EXTRACTED ENTRIES:
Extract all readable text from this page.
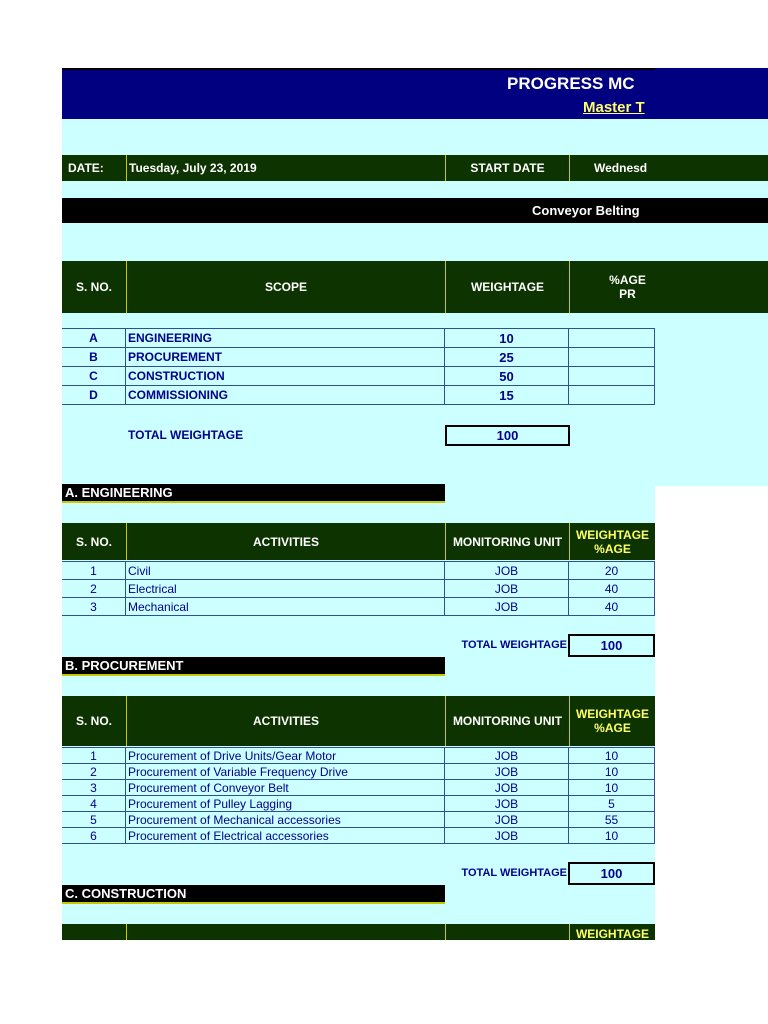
PROGRESS MC
Master T
DATE:	Tuesday, July 23, 2019	START DATE	Wednesd
Conveyor Belting
S. NO.	SCOPE	WEIGHTAGE	%AGE PR
A	ENGINEERING	10
B	PROCUREMENT	25
C	CONSTRUCTION	50
D	COMMISSIONING	15
TOTAL WEIGHTAGE	100
A. ENGINEERING
S. NO.	ACTIVITIES	MONITORING UNIT	WEIGHTAGE
%AGE
1	Civil	JOB	20
2	Electrical	JOB	40
3	Mechanical	JOB	40
TOTAL WEIGHTAGE	100
B. PROCUREMENT
S. NO.	ACTIVITIES	MONITORING UNIT	WEIGHTAGE
%AGE
1	Procurement of Drive Units/Gear Motor	JOB	10
2	Procurement of Variable Frequency Drive	JOB	10
3	Procurement of Conveyor Belt	JOB	10
4	Procurement of Pulley Lagging	JOB	5
5	Procurement of Mechanical accessories	JOB	55
6	Procurement of Electrical accessories	JOB	10
TOTAL WEIGHTAGE	100
C. CONSTRUCTION
WEIGHTAGE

AIM OF THE TASK: Retype all the records shown above, character for character. Omit every picture.

REPLY TO THE EXERCISE:
Extract all readable text from this page.
PROGRESS MC
Master T
DATE:	Tuesday, July 23, 2019	START DATE	Wednesd
Conveyor Belting
S. NO.	SCOPE	WEIGHTAGE	%AGE PR
A	ENGINEERING	10
B	PROCUREMENT	25
C	CONSTRUCTION	50
D	COMMISSIONING	15
TOTAL WEIGHTAGE	100
A. ENGINEERING
S. NO.	ACTIVITIES	MONITORING UNIT	WEIGHTAGE
%AGE
1	Civil	JOB	20
2	Electrical	JOB	40
3	Mechanical	JOB	40
TOTAL WEIGHTAGE	100
B. PROCUREMENT
S. NO.	ACTIVITIES	MONITORING UNIT	WEIGHTAGE
%AGE
1	Procurement of Drive Units/Gear Motor	JOB	10
2	Procurement of Variable Frequency Drive	JOB	10
3	Procurement of Conveyor Belt	JOB	10
4	Procurement of Pulley Lagging	JOB	5
5	Procurement of Mechanical accessories	JOB	55
6	Procurement of Electrical accessories	JOB	10
TOTAL WEIGHTAGE	100
C. CONSTRUCTION
WEIGHTAGE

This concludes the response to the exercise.